» **RECORDS FOR THE TASK**:
***

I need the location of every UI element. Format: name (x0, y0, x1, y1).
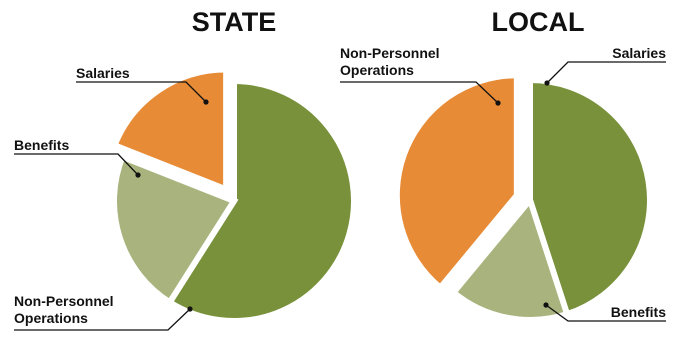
state-leader-benefits (14, 153, 139, 176)
state-label-benefits: Benefits (14, 137, 69, 153)
local-leader-dot-benefits (543, 302, 549, 308)
local-leader-dot-salaries (544, 80, 550, 86)
state-chart-title: STATE (192, 7, 277, 37)
state-leader-dot-salaries (203, 99, 209, 105)
local-leader-salaries (546, 61, 666, 84)
local-label-benefits: Benefits (611, 304, 666, 320)
local-slice-non-personnel (393, 72, 520, 292)
local-slice-salaries (527, 76, 653, 318)
state-slice-non-personnel (110, 66, 230, 194)
local-leader-benefits (545, 304, 666, 322)
state-label-salaries: Salaries (76, 65, 130, 81)
local-chart-title: LOCAL (492, 7, 585, 37)
local-label-salaries: Salaries (612, 45, 666, 61)
local-pie (393, 72, 653, 323)
state-leader-non-personnel (14, 308, 191, 331)
local-leader-non-personnel (340, 81, 499, 104)
state-leader-salaries (76, 81, 207, 103)
state-leader-dot-benefits (135, 172, 141, 178)
state-pie (110, 66, 357, 324)
state-label-non-personnel: Non-Personnel Operations (14, 293, 114, 326)
local-slice-benefits (449, 193, 571, 323)
state-slice-salaries (165, 77, 357, 324)
local-leader-dot-non-personnel (495, 100, 501, 106)
state-slice-benefits (111, 152, 239, 307)
local-label-non-personnel: Non-Personnel Operations (340, 45, 440, 78)
state-leader-dot-non-personnel (187, 306, 193, 312)
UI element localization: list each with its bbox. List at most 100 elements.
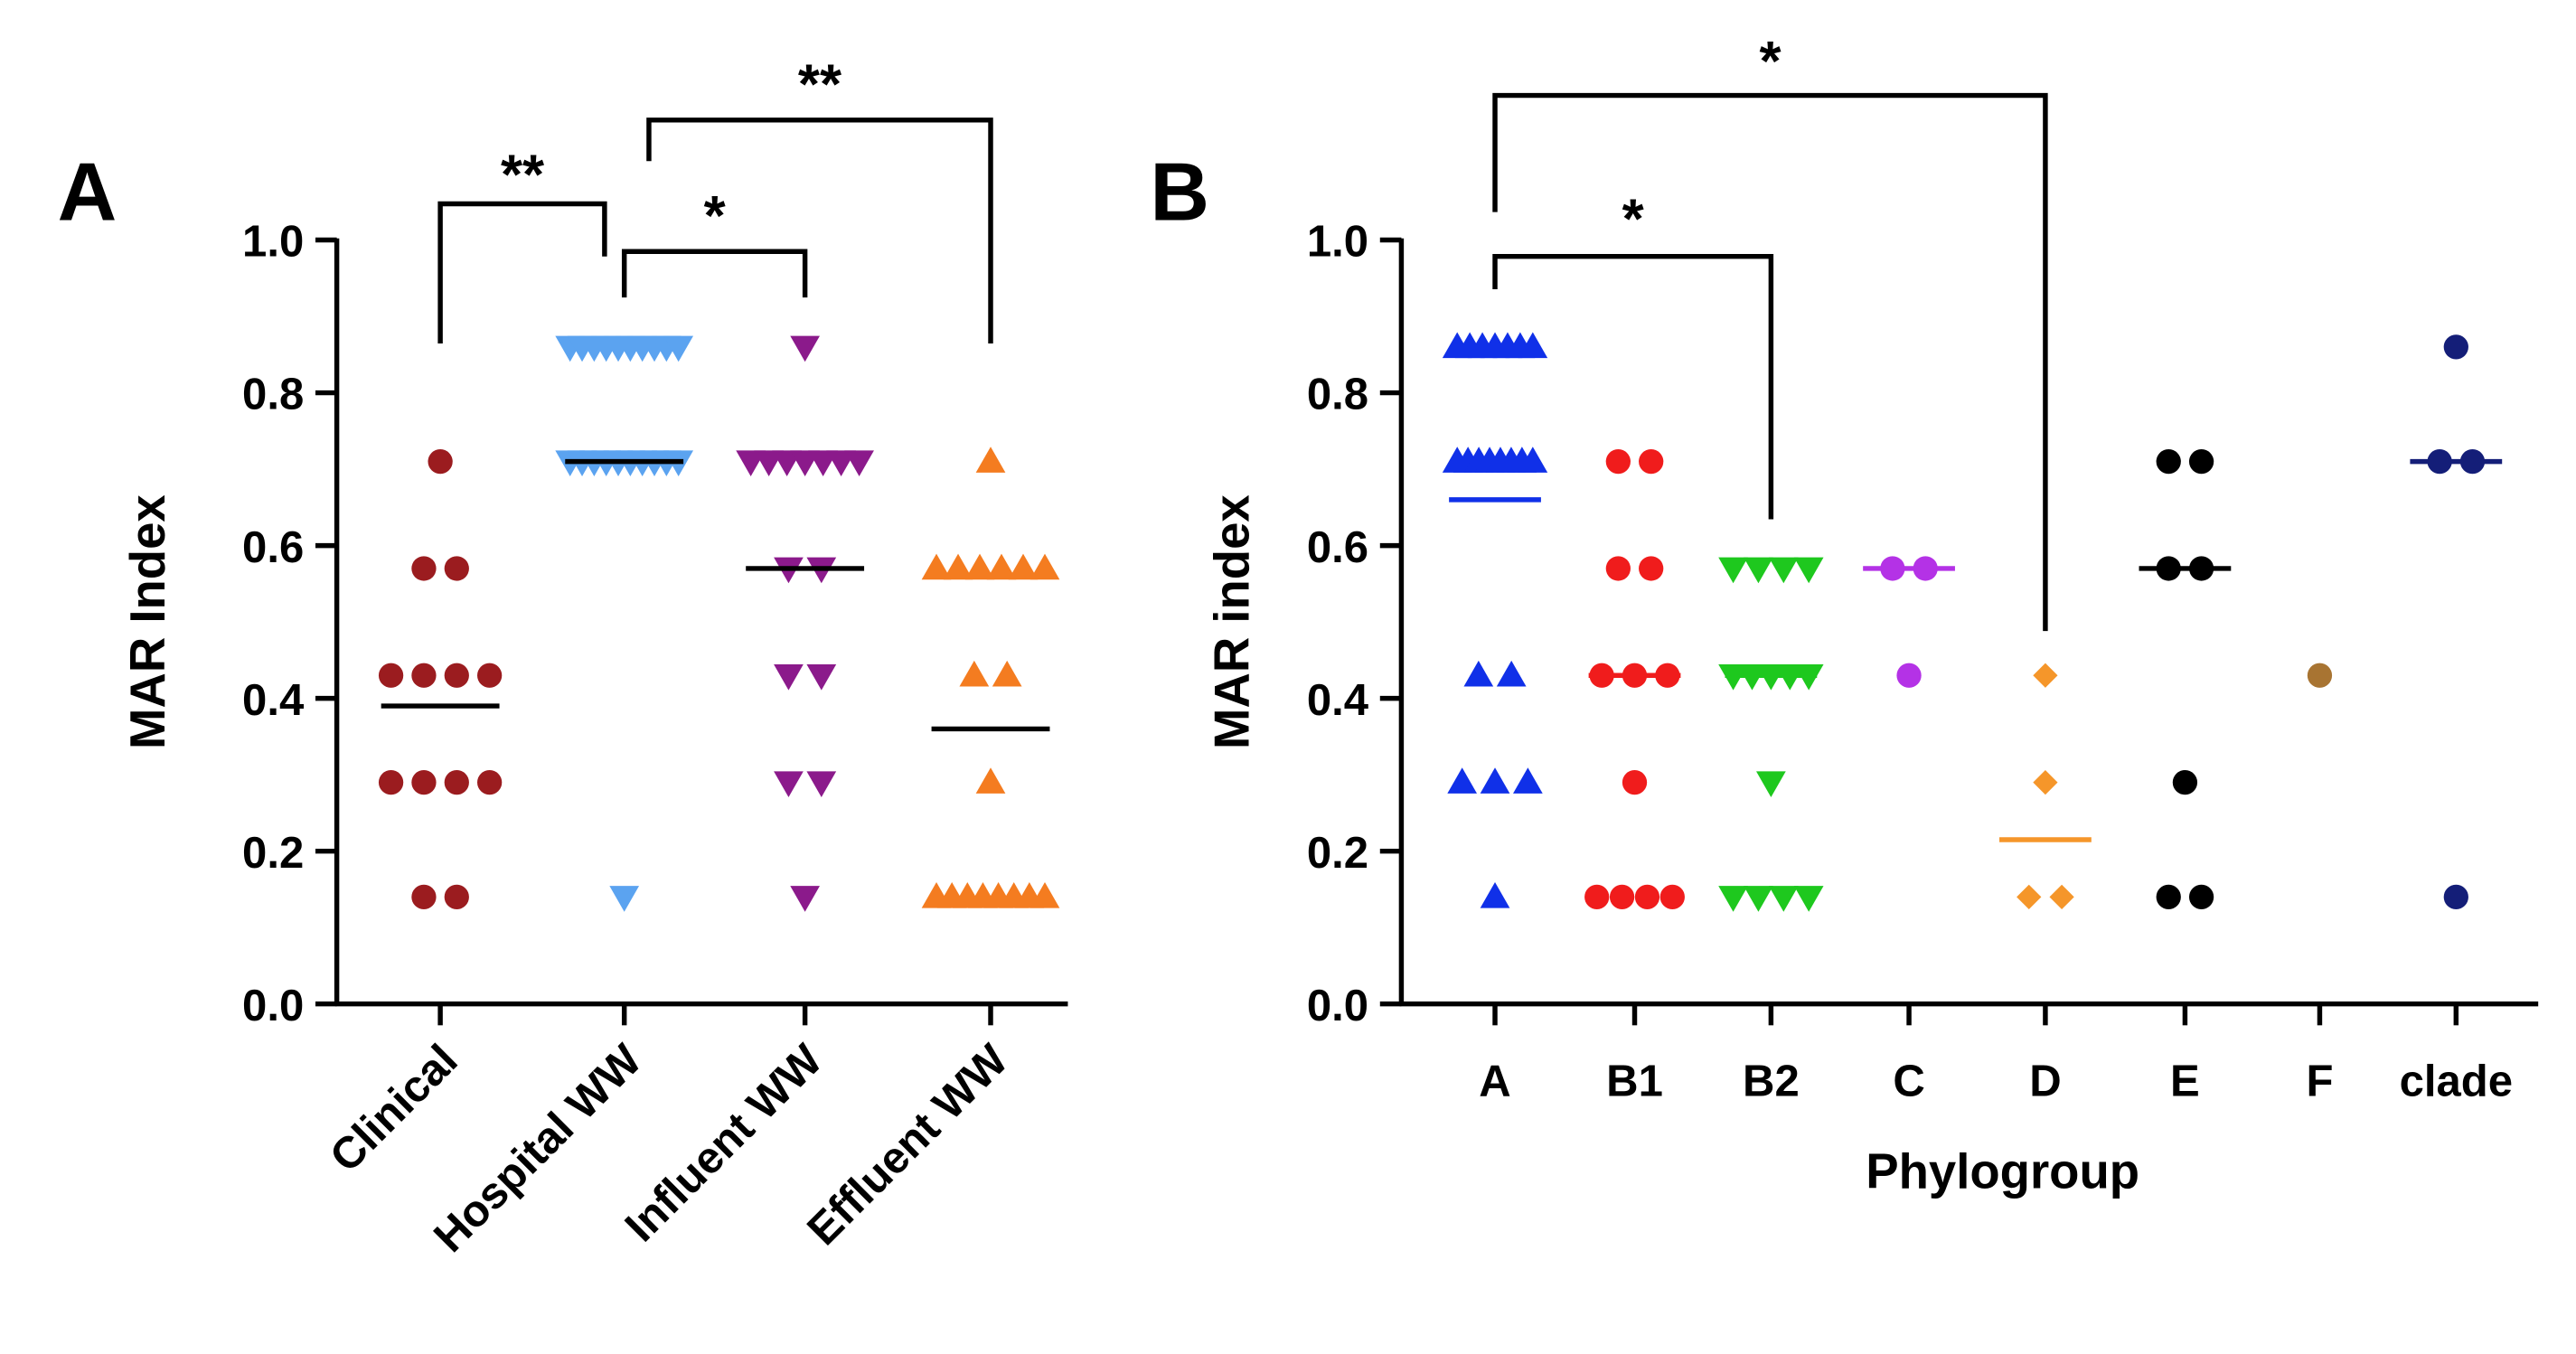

***

Could you rewrite the records from the line with "state-leader-benefits (14, 153, 139, 176)" through the end of the records, replacing "leader-dot" with "marker" and keeping everything else the same? Leave the pictures out.

» **EXERCISE ANSWER**:
state-leader-benefits (14, 153, 139, 176)
state-label-benefits: Benefits (14, 137, 69, 153)
local-marker-benefits (543, 302, 549, 308)
local-marker-salaries (544, 80, 550, 86)
state-chart-title: STATE (192, 7, 277, 37)
state-marker-salaries (203, 99, 209, 105)
local-leader-salaries (546, 61, 666, 84)
local-label-benefits: Benefits (611, 304, 666, 320)
local-slice-non-personnel (393, 72, 520, 292)
local-slice-salaries (527, 76, 653, 318)
state-slice-non-personnel (110, 66, 230, 194)
local-leader-benefits (545, 304, 666, 322)
state-label-salaries: Salaries (76, 65, 130, 81)
local-chart-title: LOCAL (492, 7, 585, 37)
local-label-salaries: Salaries (612, 45, 666, 61)
local-pie (393, 72, 653, 323)
state-leader-non-personnel (14, 308, 191, 331)
local-leader-non-personnel (340, 81, 499, 104)
state-leader-salaries (76, 81, 207, 103)
state-marker-benefits (135, 172, 141, 178)
state-pie (110, 66, 357, 324)
state-label-non-personnel: Non-Personnel Operations (14, 293, 114, 326)
local-slice-benefits (449, 193, 571, 323)
state-slice-salaries (165, 77, 357, 324)
local-marker-non-personnel (495, 100, 501, 106)
state-slice-benefits (111, 152, 239, 307)
local-label-non-personnel: Non-Personnel Operations (340, 45, 440, 78)
state-marker-non-personnel (187, 306, 193, 312)
UI element localization: list each with its bbox. List at most 100 elements.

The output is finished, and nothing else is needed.